** START **

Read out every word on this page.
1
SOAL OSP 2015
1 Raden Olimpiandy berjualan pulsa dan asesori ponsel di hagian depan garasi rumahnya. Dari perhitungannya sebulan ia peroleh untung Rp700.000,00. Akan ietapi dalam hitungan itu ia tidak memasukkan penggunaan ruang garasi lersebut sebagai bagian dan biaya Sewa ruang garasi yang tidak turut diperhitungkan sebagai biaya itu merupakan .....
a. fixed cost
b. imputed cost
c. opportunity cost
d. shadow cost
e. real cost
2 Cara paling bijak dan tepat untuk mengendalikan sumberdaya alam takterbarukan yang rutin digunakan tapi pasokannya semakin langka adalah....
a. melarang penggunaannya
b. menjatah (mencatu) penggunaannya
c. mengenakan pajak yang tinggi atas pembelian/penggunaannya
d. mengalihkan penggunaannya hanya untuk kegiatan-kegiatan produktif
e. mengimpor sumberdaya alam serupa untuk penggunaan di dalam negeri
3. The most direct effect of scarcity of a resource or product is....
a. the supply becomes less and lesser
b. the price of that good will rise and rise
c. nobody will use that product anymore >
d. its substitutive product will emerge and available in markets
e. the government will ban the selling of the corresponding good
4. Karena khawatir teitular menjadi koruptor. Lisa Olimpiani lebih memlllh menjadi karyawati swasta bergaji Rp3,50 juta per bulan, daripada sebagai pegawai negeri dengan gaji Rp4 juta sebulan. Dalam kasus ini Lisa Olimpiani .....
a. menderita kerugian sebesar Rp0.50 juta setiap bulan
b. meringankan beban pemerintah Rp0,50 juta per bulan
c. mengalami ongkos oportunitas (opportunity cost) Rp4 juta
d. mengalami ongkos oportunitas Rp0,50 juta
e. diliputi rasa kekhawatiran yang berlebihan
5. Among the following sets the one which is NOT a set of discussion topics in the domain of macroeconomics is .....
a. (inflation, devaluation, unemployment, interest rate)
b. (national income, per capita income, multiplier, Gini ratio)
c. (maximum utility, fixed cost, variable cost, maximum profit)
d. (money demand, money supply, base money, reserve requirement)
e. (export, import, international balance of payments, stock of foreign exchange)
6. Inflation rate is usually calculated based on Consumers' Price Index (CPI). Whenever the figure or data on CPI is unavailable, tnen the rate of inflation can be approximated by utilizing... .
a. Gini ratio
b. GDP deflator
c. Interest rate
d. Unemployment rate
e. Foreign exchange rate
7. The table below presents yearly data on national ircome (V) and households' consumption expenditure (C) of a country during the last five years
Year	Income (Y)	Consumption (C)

** END **

To do: Copy out every line of the listing that contains the string "opportunity".

Completed task:
c. opportunity cost
c. mengalami ongkos oportunitas (opportunity cost) Rp4 juta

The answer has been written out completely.